## begin Source material

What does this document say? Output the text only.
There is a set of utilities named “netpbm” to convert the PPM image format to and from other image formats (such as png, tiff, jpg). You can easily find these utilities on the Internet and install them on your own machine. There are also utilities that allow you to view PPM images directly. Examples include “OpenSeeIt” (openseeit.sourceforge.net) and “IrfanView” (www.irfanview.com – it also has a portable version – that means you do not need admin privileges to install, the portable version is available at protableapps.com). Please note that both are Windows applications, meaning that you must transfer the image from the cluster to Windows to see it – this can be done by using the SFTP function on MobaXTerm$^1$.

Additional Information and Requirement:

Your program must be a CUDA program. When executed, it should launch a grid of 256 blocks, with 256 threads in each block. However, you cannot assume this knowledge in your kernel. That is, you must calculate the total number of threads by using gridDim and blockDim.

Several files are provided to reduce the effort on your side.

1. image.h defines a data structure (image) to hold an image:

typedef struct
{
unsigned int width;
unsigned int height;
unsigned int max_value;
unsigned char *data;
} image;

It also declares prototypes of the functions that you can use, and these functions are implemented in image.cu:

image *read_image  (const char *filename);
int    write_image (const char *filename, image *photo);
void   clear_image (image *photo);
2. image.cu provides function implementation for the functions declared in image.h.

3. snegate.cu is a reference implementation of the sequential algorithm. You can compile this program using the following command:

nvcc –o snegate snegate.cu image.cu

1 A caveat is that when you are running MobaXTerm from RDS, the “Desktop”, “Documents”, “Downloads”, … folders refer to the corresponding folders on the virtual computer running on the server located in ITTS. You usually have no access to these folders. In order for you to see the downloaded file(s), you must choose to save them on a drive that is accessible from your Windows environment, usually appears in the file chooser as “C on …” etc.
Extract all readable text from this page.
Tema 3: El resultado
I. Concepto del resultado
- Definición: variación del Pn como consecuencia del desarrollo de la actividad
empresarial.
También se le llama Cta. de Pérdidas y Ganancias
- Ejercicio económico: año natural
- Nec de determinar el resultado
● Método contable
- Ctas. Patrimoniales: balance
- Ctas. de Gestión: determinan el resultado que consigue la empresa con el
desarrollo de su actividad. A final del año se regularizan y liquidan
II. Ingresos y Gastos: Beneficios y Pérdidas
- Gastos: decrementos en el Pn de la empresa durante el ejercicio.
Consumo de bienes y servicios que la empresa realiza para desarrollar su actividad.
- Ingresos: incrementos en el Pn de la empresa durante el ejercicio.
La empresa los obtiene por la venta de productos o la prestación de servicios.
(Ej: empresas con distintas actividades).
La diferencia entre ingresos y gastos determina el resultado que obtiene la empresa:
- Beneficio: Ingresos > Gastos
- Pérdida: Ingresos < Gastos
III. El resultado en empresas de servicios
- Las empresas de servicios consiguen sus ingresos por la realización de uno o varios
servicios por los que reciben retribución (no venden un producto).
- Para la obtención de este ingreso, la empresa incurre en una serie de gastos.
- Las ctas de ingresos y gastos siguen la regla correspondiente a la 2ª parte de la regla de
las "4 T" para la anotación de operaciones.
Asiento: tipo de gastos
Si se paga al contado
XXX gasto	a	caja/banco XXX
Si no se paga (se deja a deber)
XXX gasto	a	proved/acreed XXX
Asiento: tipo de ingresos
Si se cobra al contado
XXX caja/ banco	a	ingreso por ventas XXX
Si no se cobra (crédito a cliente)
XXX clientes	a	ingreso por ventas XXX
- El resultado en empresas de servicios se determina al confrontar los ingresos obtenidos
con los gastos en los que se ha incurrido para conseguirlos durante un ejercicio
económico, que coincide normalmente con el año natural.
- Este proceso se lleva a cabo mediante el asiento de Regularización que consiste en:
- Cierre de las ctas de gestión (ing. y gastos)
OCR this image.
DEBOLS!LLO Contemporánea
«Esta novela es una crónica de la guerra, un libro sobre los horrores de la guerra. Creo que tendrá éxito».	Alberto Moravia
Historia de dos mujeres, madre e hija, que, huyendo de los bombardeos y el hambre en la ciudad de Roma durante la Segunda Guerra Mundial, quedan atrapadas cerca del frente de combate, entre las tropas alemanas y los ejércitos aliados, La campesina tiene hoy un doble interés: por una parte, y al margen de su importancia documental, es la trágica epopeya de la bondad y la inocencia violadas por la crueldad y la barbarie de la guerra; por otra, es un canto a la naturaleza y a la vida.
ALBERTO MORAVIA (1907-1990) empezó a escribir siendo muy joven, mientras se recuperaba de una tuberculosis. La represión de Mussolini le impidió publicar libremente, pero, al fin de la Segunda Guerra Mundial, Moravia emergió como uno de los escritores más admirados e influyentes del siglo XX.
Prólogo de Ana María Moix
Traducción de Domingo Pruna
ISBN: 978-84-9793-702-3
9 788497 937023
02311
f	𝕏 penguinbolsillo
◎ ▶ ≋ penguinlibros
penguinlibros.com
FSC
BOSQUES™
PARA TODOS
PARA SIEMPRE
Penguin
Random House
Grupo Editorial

## end Source material

Task instructions: From the entries above, copy out every line where the string "snegate" appears.

Exercise answer:
3. snegate.cu is a reference implementation of the sequential algorithm. You can compile this program using the following command:
nvcc –o snegate snegate.cu image.cu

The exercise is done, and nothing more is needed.